### GOAL OF THE EXERCISE:
Produce an exact copy of the data below.

________________________

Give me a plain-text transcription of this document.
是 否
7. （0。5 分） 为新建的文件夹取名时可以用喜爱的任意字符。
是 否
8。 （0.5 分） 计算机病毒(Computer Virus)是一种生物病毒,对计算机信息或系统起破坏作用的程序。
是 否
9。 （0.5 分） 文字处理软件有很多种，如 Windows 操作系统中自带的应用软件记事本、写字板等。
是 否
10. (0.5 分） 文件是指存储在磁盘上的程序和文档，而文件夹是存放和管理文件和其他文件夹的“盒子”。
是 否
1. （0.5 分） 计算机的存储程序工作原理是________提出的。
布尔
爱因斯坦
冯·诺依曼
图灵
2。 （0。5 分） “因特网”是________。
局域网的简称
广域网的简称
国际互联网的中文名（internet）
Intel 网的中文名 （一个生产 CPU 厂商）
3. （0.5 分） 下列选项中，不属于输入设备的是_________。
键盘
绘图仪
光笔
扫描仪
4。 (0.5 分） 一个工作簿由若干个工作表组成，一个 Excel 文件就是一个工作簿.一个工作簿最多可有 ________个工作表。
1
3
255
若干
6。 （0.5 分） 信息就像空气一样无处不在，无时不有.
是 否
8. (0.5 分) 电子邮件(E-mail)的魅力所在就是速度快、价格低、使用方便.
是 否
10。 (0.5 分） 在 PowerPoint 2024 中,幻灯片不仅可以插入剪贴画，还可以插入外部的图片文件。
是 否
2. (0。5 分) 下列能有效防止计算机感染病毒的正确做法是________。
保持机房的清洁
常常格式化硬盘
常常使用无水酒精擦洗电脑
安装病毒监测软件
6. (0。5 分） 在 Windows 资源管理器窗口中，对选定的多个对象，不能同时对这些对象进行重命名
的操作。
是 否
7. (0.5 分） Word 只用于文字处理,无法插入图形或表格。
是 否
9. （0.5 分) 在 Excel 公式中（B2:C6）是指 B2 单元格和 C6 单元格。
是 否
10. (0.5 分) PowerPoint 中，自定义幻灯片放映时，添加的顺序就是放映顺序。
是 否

________________________

### SOLUTION FOR THIS EXERCISE:
Give me a plain-text transcription of this document.
是 否
7. （0。5 分） 为新建的文件夹取名时可以用喜爱的任意字符。
是 否
8。 （0.5 分） 计算机病毒(Computer Virus)是一种生物病毒,对计算机信息或系统起破坏作用的程序。
是 否
9。 （0.5 分） 文字处理软件有很多种，如 Windows 操作系统中自带的应用软件记事本、写字板等。
是 否
10. (0.5 分） 文件是指存储在磁盘上的程序和文档，而文件夹是存放和管理文件和其他文件夹的“盒子”。
是 否
1. （0.5 分） 计算机的存储程序工作原理是________提出的。
布尔
爱因斯坦
冯·诺依曼
图灵
2。 （0。5 分） “因特网”是________。
局域网的简称
广域网的简称
国际互联网的中文名（internet）
Intel 网的中文名 （一个生产 CPU 厂商）
3. （0.5 分） 下列选项中，不属于输入设备的是_________。
键盘
绘图仪
光笔
扫描仪
4。 (0.5 分） 一个工作簿由若干个工作表组成，一个 Excel 文件就是一个工作簿.一个工作簿最多可有 ________个工作表。
1
3
255
若干
6。 （0.5 分） 信息就像空气一样无处不在，无时不有.
是 否
8. (0.5 分) 电子邮件(E-mail)的魅力所在就是速度快、价格低、使用方便.
是 否
10。 (0.5 分） 在 PowerPoint 2024 中,幻灯片不仅可以插入剪贴画，还可以插入外部的图片文件。
是 否
2. (0。5 分) 下列能有效防止计算机感染病毒的正确做法是________。
保持机房的清洁
常常格式化硬盘
常常使用无水酒精擦洗电脑
安装病毒监测软件
6. (0。5 分） 在 Windows 资源管理器窗口中，对选定的多个对象，不能同时对这些对象进行重命名
的操作。
是 否
7. (0.5 分） Word 只用于文字处理,无法插入图形或表格。
是 否
9. （0.5 分) 在 Excel 公式中（B2:C6）是指 B2 单元格和 C6 单元格。
是 否
10. (0.5 分) PowerPoint 中，自定义幻灯片放映时，添加的顺序就是放映顺序。
是 否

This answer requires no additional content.